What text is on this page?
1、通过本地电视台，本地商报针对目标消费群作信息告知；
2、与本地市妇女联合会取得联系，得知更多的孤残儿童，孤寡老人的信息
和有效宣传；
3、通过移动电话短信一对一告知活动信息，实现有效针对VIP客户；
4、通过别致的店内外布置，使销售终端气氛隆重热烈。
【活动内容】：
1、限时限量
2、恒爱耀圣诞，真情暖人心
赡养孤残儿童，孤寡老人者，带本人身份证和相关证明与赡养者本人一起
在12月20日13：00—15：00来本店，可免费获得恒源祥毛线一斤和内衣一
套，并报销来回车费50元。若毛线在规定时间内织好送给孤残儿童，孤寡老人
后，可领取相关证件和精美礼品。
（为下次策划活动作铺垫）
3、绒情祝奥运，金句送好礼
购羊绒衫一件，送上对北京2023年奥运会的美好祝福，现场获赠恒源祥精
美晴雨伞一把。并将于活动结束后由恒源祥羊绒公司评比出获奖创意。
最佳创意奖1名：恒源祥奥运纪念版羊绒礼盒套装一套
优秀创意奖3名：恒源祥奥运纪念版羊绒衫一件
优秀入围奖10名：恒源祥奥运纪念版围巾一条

_ _ _ _ _ _ _

**Requirements:** Faithfully reproduce all of the records, character for character.

**Exercise response:**
What text is on this page?
1、通过本地电视台，本地商报针对目标消费群作信息告知；
2、与本地市妇女联合会取得联系，得知更多的孤残儿童，孤寡老人的信息
和有效宣传；
3、通过移动电话短信一对一告知活动信息，实现有效针对VIP客户；
4、通过别致的店内外布置，使销售终端气氛隆重热烈。
【活动内容】：
1、限时限量
2、恒爱耀圣诞，真情暖人心
赡养孤残儿童，孤寡老人者，带本人身份证和相关证明与赡养者本人一起
在12月20日13：00—15：00来本店，可免费获得恒源祥毛线一斤和内衣一
套，并报销来回车费50元。若毛线在规定时间内织好送给孤残儿童，孤寡老人
后，可领取相关证件和精美礼品。
（为下次策划活动作铺垫）
3、绒情祝奥运，金句送好礼
购羊绒衫一件，送上对北京2023年奥运会的美好祝福，现场获赠恒源祥精
美晴雨伞一把。并将于活动结束后由恒源祥羊绒公司评比出获奖创意。
最佳创意奖1名：恒源祥奥运纪念版羊绒礼盒套装一套
优秀创意奖3名：恒源祥奥运纪念版羊绒衫一件
优秀入围奖10名：恒源祥奥运纪念版围巾一条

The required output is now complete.